[start Extracted material]

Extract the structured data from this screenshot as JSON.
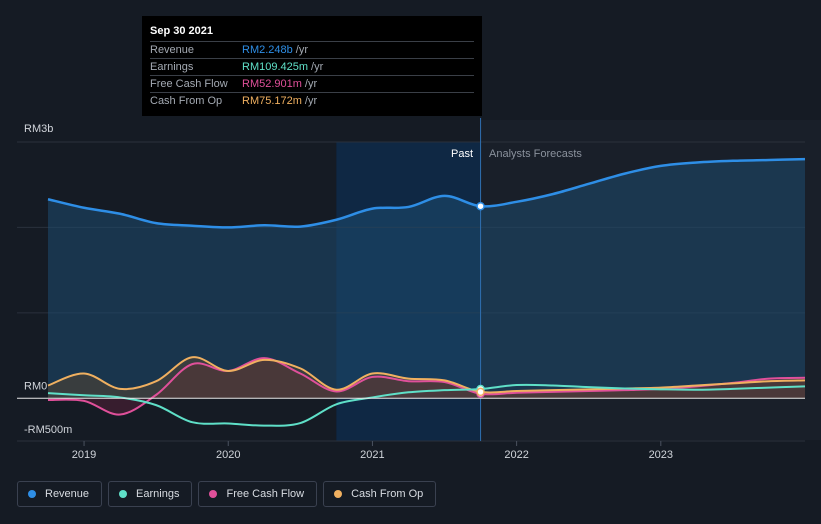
{
  "tooltip": {
    "date": "Sep 30 2021",
    "rows": [
      {
        "label": "Revenue",
        "value": "RM2.248b",
        "unit": "/yr",
        "color": "#2e8ee6"
      },
      {
        "label": "Earnings",
        "value": "RM109.425m",
        "unit": "/yr",
        "color": "#5fe0c8"
      },
      {
        "label": "Free Cash Flow",
        "value": "RM52.901m",
        "unit": "/yr",
        "color": "#e0509a"
      },
      {
        "label": "Cash From Op",
        "value": "RM75.172m",
        "unit": "/yr",
        "color": "#f0b060"
      }
    ]
  },
  "labels": {
    "past": "Past",
    "forecast": "Analysts Forecasts"
  },
  "legend": [
    {
      "label": "Revenue",
      "color": "#2e8ee6"
    },
    {
      "label": "Earnings",
      "color": "#5fe0c8"
    },
    {
      "label": "Free Cash Flow",
      "color": "#e0509a"
    },
    {
      "label": "Cash From Op",
      "color": "#f0b060"
    }
  ],
  "chart_data": {
    "type": "line",
    "title": "",
    "xlabel": "",
    "ylabel": "",
    "xlim": [
      2018.75,
      2024.0
    ],
    "ylim": [
      -500,
      3000
    ],
    "y_ticks": [
      {
        "value": 3000,
        "label": "RM3b"
      },
      {
        "value": 0,
        "label": "RM0"
      },
      {
        "value": -500,
        "label": "-RM500m"
      }
    ],
    "x_ticks": [
      {
        "value": 2019,
        "label": "2019"
      },
      {
        "value": 2020,
        "label": "2020"
      },
      {
        "value": 2021,
        "label": "2021"
      },
      {
        "value": 2022,
        "label": "2022"
      },
      {
        "value": 2023,
        "label": "2023"
      }
    ],
    "past_end": 2021.75,
    "highlight_start": 2020.75,
    "series": [
      {
        "name": "Revenue",
        "color": "#2e8ee6",
        "fill": true,
        "x": [
          2018.75,
          2019.0,
          2019.25,
          2019.5,
          2019.75,
          2020.0,
          2020.25,
          2020.5,
          2020.75,
          2021.0,
          2021.25,
          2021.5,
          2021.75,
          2022.0,
          2022.25,
          2022.5,
          2022.75,
          2023.0,
          2023.25,
          2023.5,
          2023.75,
          2024.0
        ],
        "values": [
          2330,
          2230,
          2160,
          2050,
          2020,
          2000,
          2025,
          2010,
          2090,
          2220,
          2240,
          2370,
          2248,
          2300,
          2390,
          2510,
          2630,
          2720,
          2760,
          2780,
          2790,
          2800
        ]
      },
      {
        "name": "Earnings",
        "color": "#5fe0c8",
        "fill": false,
        "x": [
          2018.75,
          2019.0,
          2019.25,
          2019.5,
          2019.75,
          2020.0,
          2020.25,
          2020.5,
          2020.75,
          2021.0,
          2021.25,
          2021.5,
          2021.75,
          2022.0,
          2022.25,
          2022.5,
          2022.75,
          2023.0,
          2023.25,
          2023.5,
          2023.75,
          2024.0
        ],
        "values": [
          60,
          35,
          10,
          -80,
          -280,
          -295,
          -320,
          -290,
          -70,
          10,
          70,
          95,
          109,
          155,
          150,
          130,
          115,
          105,
          100,
          110,
          125,
          140
        ]
      },
      {
        "name": "Free Cash Flow",
        "color": "#e0509a",
        "fill": true,
        "x": [
          2018.75,
          2019.0,
          2019.25,
          2019.5,
          2019.75,
          2020.0,
          2020.25,
          2020.5,
          2020.75,
          2021.0,
          2021.25,
          2021.5,
          2021.75,
          2022.0,
          2022.25,
          2022.5,
          2022.75,
          2023.0,
          2023.25,
          2023.5,
          2023.75,
          2024.0
        ],
        "values": [
          -20,
          -30,
          -190,
          40,
          400,
          320,
          470,
          290,
          80,
          250,
          200,
          190,
          53,
          65,
          75,
          85,
          95,
          110,
          140,
          180,
          230,
          240
        ]
      },
      {
        "name": "Cash From Op",
        "color": "#f0b060",
        "fill": true,
        "x": [
          2018.75,
          2019.0,
          2019.25,
          2019.5,
          2019.75,
          2020.0,
          2020.25,
          2020.5,
          2020.75,
          2021.0,
          2021.25,
          2021.5,
          2021.75,
          2022.0,
          2022.25,
          2022.5,
          2022.75,
          2023.0,
          2023.25,
          2023.5,
          2023.75,
          2024.0
        ],
        "values": [
          150,
          290,
          110,
          200,
          480,
          320,
          450,
          350,
          100,
          290,
          230,
          210,
          75,
          85,
          95,
          105,
          115,
          125,
          150,
          175,
          200,
          210
        ]
      }
    ]
  }
}
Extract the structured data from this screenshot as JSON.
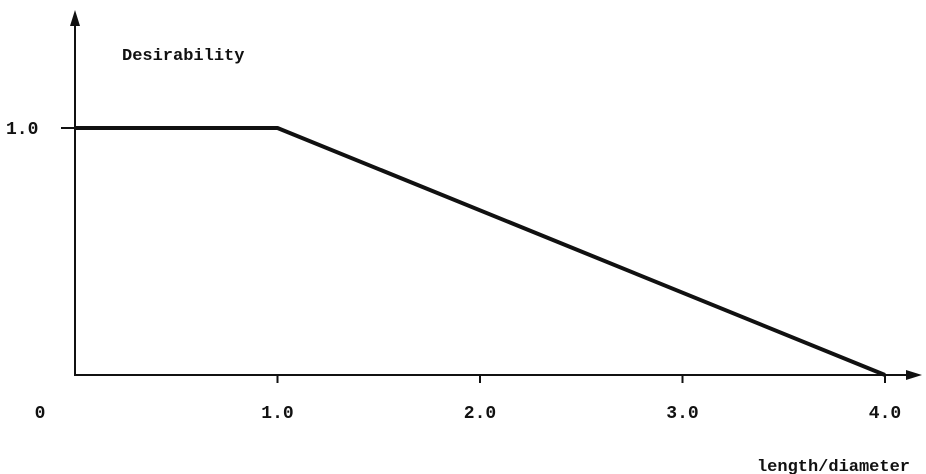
{
  "chart_data": {
    "type": "line",
    "title": "",
    "ylabel": "Desirability",
    "xlabel": "length/diameter",
    "x": [
      0,
      1.0,
      4.0
    ],
    "series": [
      {
        "values": [
          1.0,
          1.0,
          0.0
        ]
      }
    ],
    "xlim": [
      0,
      4.0
    ],
    "ylim": [
      0,
      1.0
    ],
    "x_ticks": [
      {
        "value": 0,
        "label": "0"
      },
      {
        "value": 1.0,
        "label": "1.0"
      },
      {
        "value": 2.0,
        "label": "2.0"
      },
      {
        "value": 3.0,
        "label": "3.0"
      },
      {
        "value": 4.0,
        "label": "4.0"
      }
    ],
    "y_ticks": [
      {
        "value": 1.0,
        "label": "1.0"
      }
    ],
    "grid": false,
    "legend": "none",
    "colors": {
      "line": "#111111",
      "axis": "#111111",
      "background": "#ffffff"
    }
  }
}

[end Extracted material]

Copy everything in the records above except the pictures, exactly as written.

# Problem solution
Extract the structured data from this screenshot as JSON.
{
  "tooltip": {
    "date": "Sep 30 2021",
    "rows": [
      {
        "label": "Revenue",
        "value": "RM2.248b",
        "unit": "/yr",
        "color": "#2e8ee6"
      },
      {
        "label": "Earnings",
        "value": "RM109.425m",
        "unit": "/yr",
        "color": "#5fe0c8"
      },
      {
        "label": "Free Cash Flow",
        "value": "RM52.901m",
        "unit": "/yr",
        "color": "#e0509a"
      },
      {
        "label": "Cash From Op",
        "value": "RM75.172m",
        "unit": "/yr",
        "color": "#f0b060"
      }
    ]
  },
  "labels": {
    "past": "Past",
    "forecast": "Analysts Forecasts"
  },
  "legend": [
    {
      "label": "Revenue",
      "color": "#2e8ee6"
    },
    {
      "label": "Earnings",
      "color": "#5fe0c8"
    },
    {
      "label": "Free Cash Flow",
      "color": "#e0509a"
    },
    {
      "label": "Cash From Op",
      "color": "#f0b060"
    }
  ],
  "chart_data": {
    "type": "line",
    "title": "",
    "xlabel": "",
    "ylabel": "",
    "xlim": [
      2018.75,
      2024.0
    ],
    "ylim": [
      -500,
      3000
    ],
    "y_ticks": [
      {
        "value": 3000,
        "label": "RM3b"
      },
      {
        "value": 0,
        "label": "RM0"
      },
      {
        "value": -500,
        "label": "-RM500m"
      }
    ],
    "x_ticks": [
      {
        "value": 2019,
        "label": "2019"
      },
      {
        "value": 2020,
        "label": "2020"
      },
      {
        "value": 2021,
        "label": "2021"
      },
      {
        "value": 2022,
        "label": "2022"
      },
      {
        "value": 2023,
        "label": "2023"
      }
    ],
    "past_end": 2021.75,
    "highlight_start": 2020.75,
    "series": [
      {
        "name": "Revenue",
        "color": "#2e8ee6",
        "fill": true,
        "x": [
          2018.75,
          2019.0,
          2019.25,
          2019.5,
          2019.75,
          2020.0,
          2020.25,
          2020.5,
          2020.75,
          2021.0,
          2021.25,
          2021.5,
          2021.75,
          2022.0,
          2022.25,
          2022.5,
          2022.75,
          2023.0,
          2023.25,
          2023.5,
          2023.75,
          2024.0
        ],
        "values": [
          2330,
          2230,
          2160,
          2050,
          2020,
          2000,
          2025,
          2010,
          2090,
          2220,
          2240,
          2370,
          2248,
          2300,
          2390,
          2510,
          2630,
          2720,
          2760,
          2780,
          2790,
          2800
        ]
      },
      {
        "name": "Earnings",
        "color": "#5fe0c8",
        "fill": false,
        "x": [
          2018.75,
          2019.0,
          2019.25,
          2019.5,
          2019.75,
          2020.0,
          2020.25,
          2020.5,
          2020.75,
          2021.0,
          2021.25,
          2021.5,
          2021.75,
          2022.0,
          2022.25,
          2022.5,
          2022.75,
          2023.0,
          2023.25,
          2023.5,
          2023.75,
          2024.0
        ],
        "values": [
          60,
          35,
          10,
          -80,
          -280,
          -295,
          -320,
          -290,
          -70,
          10,
          70,
          95,
          109,
          155,
          150,
          130,
          115,
          105,
          100,
          110,
          125,
          140
        ]
      },
      {
        "name": "Free Cash Flow",
        "color": "#e0509a",
        "fill": true,
        "x": [
          2018.75,
          2019.0,
          2019.25,
          2019.5,
          2019.75,
          2020.0,
          2020.25,
          2020.5,
          2020.75,
          2021.0,
          2021.25,
          2021.5,
          2021.75,
          2022.0,
          2022.25,
          2022.5,
          2022.75,
          2023.0,
          2023.25,
          2023.5,
          2023.75,
          2024.0
        ],
        "values": [
          -20,
          -30,
          -190,
          40,
          400,
          320,
          470,
          290,
          80,
          250,
          200,
          190,
          53,
          65,
          75,
          85,
          95,
          110,
          140,
          180,
          230,
          240
        ]
      },
      {
        "name": "Cash From Op",
        "color": "#f0b060",
        "fill": true,
        "x": [
          2018.75,
          2019.0,
          2019.25,
          2019.5,
          2019.75,
          2020.0,
          2020.25,
          2020.5,
          2020.75,
          2021.0,
          2021.25,
          2021.5,
          2021.75,
          2022.0,
          2022.25,
          2022.5,
          2022.75,
          2023.0,
          2023.25,
          2023.5,
          2023.75,
          2024.0
        ],
        "values": [
          150,
          290,
          110,
          200,
          480,
          320,
          450,
          350,
          100,
          290,
          230,
          210,
          75,
          85,
          95,
          105,
          115,
          125,
          150,
          175,
          200,
          210
        ]
      }
    ]
  }
}
Extract the structured data from this screenshot as JSON.
{
  "chart_data": {
    "type": "line",
    "title": "",
    "ylabel": "Desirability",
    "xlabel": "length/diameter",
    "x": [
      0,
      1.0,
      4.0
    ],
    "series": [
      {
        "values": [
          1.0,
          1.0,
          0.0
        ]
      }
    ],
    "xlim": [
      0,
      4.0
    ],
    "ylim": [
      0,
      1.0
    ],
    "x_ticks": [
      {
        "value": 0,
        "label": "0"
      },
      {
        "value": 1.0,
        "label": "1.0"
      },
      {
        "value": 2.0,
        "label": "2.0"
      },
      {
        "value": 3.0,
        "label": "3.0"
      },
      {
        "value": 4.0,
        "label": "4.0"
      }
    ],
    "y_ticks": [
      {
        "value": 1.0,
        "label": "1.0"
      }
    ],
    "grid": false,
    "legend": "none",
    "colors": {
      "line": "#111111",
      "axis": "#111111",
      "background": "#ffffff"
    }
  }
}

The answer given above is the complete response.